> _Stated exercise_
Copy out all of the material, matching it word for word.

>> Begin Exercise material

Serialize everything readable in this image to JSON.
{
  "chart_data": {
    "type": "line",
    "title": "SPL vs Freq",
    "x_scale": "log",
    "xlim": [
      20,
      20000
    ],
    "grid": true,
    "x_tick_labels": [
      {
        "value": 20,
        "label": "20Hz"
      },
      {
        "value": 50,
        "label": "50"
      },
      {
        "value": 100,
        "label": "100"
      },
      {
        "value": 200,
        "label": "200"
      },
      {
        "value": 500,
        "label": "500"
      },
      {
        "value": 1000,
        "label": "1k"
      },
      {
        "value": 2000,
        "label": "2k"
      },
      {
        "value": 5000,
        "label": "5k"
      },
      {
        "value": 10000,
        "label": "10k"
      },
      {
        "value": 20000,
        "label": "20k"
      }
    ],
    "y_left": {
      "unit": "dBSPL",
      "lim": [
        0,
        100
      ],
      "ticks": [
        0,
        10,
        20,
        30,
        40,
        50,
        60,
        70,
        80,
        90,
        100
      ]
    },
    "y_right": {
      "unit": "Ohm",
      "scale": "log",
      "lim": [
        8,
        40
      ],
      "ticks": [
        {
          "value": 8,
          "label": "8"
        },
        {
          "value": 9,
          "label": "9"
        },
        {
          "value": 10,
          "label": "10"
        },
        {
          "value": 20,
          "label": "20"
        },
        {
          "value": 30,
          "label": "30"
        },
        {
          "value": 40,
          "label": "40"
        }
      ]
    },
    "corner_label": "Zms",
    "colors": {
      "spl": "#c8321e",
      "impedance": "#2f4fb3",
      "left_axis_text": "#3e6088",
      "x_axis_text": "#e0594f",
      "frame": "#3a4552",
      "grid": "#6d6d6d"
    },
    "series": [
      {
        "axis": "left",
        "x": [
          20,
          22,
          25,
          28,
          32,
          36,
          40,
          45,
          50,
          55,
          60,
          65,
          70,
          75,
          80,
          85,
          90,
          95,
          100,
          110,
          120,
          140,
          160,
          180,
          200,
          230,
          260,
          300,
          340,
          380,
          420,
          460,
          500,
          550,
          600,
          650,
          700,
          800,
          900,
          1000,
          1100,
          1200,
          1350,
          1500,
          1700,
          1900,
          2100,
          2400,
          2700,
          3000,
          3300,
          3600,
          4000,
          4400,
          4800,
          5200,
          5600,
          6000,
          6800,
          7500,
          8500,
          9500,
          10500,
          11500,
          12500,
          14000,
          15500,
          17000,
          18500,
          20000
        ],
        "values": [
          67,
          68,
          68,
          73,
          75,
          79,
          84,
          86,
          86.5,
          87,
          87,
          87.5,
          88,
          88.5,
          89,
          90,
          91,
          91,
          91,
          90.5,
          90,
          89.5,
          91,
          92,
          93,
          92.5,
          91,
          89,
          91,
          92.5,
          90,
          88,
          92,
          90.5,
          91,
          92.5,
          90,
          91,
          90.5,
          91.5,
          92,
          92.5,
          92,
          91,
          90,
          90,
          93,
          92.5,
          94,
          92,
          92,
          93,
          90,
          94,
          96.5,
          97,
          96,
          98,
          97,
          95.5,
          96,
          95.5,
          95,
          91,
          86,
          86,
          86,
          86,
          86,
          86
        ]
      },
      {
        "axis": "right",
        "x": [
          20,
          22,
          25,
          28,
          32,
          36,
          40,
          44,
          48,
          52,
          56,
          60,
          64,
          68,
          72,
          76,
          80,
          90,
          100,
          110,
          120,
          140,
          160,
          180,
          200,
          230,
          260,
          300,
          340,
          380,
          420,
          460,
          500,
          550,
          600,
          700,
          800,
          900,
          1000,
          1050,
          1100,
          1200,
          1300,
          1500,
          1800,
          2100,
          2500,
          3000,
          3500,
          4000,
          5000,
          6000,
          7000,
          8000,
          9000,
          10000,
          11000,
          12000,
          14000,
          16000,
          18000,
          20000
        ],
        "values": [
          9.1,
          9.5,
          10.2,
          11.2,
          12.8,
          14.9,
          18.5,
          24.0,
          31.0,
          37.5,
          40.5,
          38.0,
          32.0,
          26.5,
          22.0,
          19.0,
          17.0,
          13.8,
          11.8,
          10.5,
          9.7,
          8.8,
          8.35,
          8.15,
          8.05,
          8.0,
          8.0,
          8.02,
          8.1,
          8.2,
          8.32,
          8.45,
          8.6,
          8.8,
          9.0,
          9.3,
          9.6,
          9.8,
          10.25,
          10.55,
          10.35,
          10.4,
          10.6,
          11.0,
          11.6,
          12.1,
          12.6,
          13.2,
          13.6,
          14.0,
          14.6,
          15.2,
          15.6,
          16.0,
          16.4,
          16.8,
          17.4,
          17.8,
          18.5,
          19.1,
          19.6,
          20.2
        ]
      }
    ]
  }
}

>> End Exercise material

> _Result_
Serialize everything readable in this image to JSON.
{
  "chart_data": {
    "type": "line",
    "title": "SPL vs Freq",
    "x_scale": "log",
    "xlim": [
      20,
      20000
    ],
    "grid": true,
    "x_tick_labels": [
      {
        "value": 20,
        "label": "20Hz"
      },
      {
        "value": 50,
        "label": "50"
      },
      {
        "value": 100,
        "label": "100"
      },
      {
        "value": 200,
        "label": "200"
      },
      {
        "value": 500,
        "label": "500"
      },
      {
        "value": 1000,
        "label": "1k"
      },
      {
        "value": 2000,
        "label": "2k"
      },
      {
        "value": 5000,
        "label": "5k"
      },
      {
        "value": 10000,
        "label": "10k"
      },
      {
        "value": 20000,
        "label": "20k"
      }
    ],
    "y_left": {
      "unit": "dBSPL",
      "lim": [
        0,
        100
      ],
      "ticks": [
        0,
        10,
        20,
        30,
        40,
        50,
        60,
        70,
        80,
        90,
        100
      ]
    },
    "y_right": {
      "unit": "Ohm",
      "scale": "log",
      "lim": [
        8,
        40
      ],
      "ticks": [
        {
          "value": 8,
          "label": "8"
        },
        {
          "value": 9,
          "label": "9"
        },
        {
          "value": 10,
          "label": "10"
        },
        {
          "value": 20,
          "label": "20"
        },
        {
          "value": 30,
          "label": "30"
        },
        {
          "value": 40,
          "label": "40"
        }
      ]
    },
    "corner_label": "Zms",
    "colors": {
      "spl": "#c8321e",
      "impedance": "#2f4fb3",
      "left_axis_text": "#3e6088",
      "x_axis_text": "#e0594f",
      "frame": "#3a4552",
      "grid": "#6d6d6d"
    },
    "series": [
      {
        "axis": "left",
        "x": [
          20,
          22,
          25,
          28,
          32,
          36,
          40,
          45,
          50,
          55,
          60,
          65,
          70,
          75,
          80,
          85,
          90,
          95,
          100,
          110,
          120,
          140,
          160,
          180,
          200,
          230,
          260,
          300,
          340,
          380,
          420,
          460,
          500,
          550,
          600,
          650,
          700,
          800,
          900,
          1000,
          1100,
          1200,
          1350,
          1500,
          1700,
          1900,
          2100,
          2400,
          2700,
          3000,
          3300,
          3600,
          4000,
          4400,
          4800,
          5200,
          5600,
          6000,
          6800,
          7500,
          8500,
          9500,
          10500,
          11500,
          12500,
          14000,
          15500,
          17000,
          18500,
          20000
        ],
        "values": [
          67,
          68,
          68,
          73,
          75,
          79,
          84,
          86,
          86.5,
          87,
          87,
          87.5,
          88,
          88.5,
          89,
          90,
          91,
          91,
          91,
          90.5,
          90,
          89.5,
          91,
          92,
          93,
          92.5,
          91,
          89,
          91,
          92.5,
          90,
          88,
          92,
          90.5,
          91,
          92.5,
          90,
          91,
          90.5,
          91.5,
          92,
          92.5,
          92,
          91,
          90,
          90,
          93,
          92.5,
          94,
          92,
          92,
          93,
          90,
          94,
          96.5,
          97,
          96,
          98,
          97,
          95.5,
          96,
          95.5,
          95,
          91,
          86,
          86,
          86,
          86,
          86,
          86
        ]
      },
      {
        "axis": "right",
        "x": [
          20,
          22,
          25,
          28,
          32,
          36,
          40,
          44,
          48,
          52,
          56,
          60,
          64,
          68,
          72,
          76,
          80,
          90,
          100,
          110,
          120,
          140,
          160,
          180,
          200,
          230,
          260,
          300,
          340,
          380,
          420,
          460,
          500,
          550,
          600,
          700,
          800,
          900,
          1000,
          1050,
          1100,
          1200,
          1300,
          1500,
          1800,
          2100,
          2500,
          3000,
          3500,
          4000,
          5000,
          6000,
          7000,
          8000,
          9000,
          10000,
          11000,
          12000,
          14000,
          16000,
          18000,
          20000
        ],
        "values": [
          9.1,
          9.5,
          10.2,
          11.2,
          12.8,
          14.9,
          18.5,
          24.0,
          31.0,
          37.5,
          40.5,
          38.0,
          32.0,
          26.5,
          22.0,
          19.0,
          17.0,
          13.8,
          11.8,
          10.5,
          9.7,
          8.8,
          8.35,
          8.15,
          8.05,
          8.0,
          8.0,
          8.02,
          8.1,
          8.2,
          8.32,
          8.45,
          8.6,
          8.8,
          9.0,
          9.3,
          9.6,
          9.8,
          10.25,
          10.55,
          10.35,
          10.4,
          10.6,
          11.0,
          11.6,
          12.1,
          12.6,
          13.2,
          13.6,
          14.0,
          14.6,
          15.2,
          15.6,
          16.0,
          16.4,
          16.8,
          17.4,
          17.8,
          18.5,
          19.1,
          19.6,
          20.2
        ]
      }
    ]
  }
}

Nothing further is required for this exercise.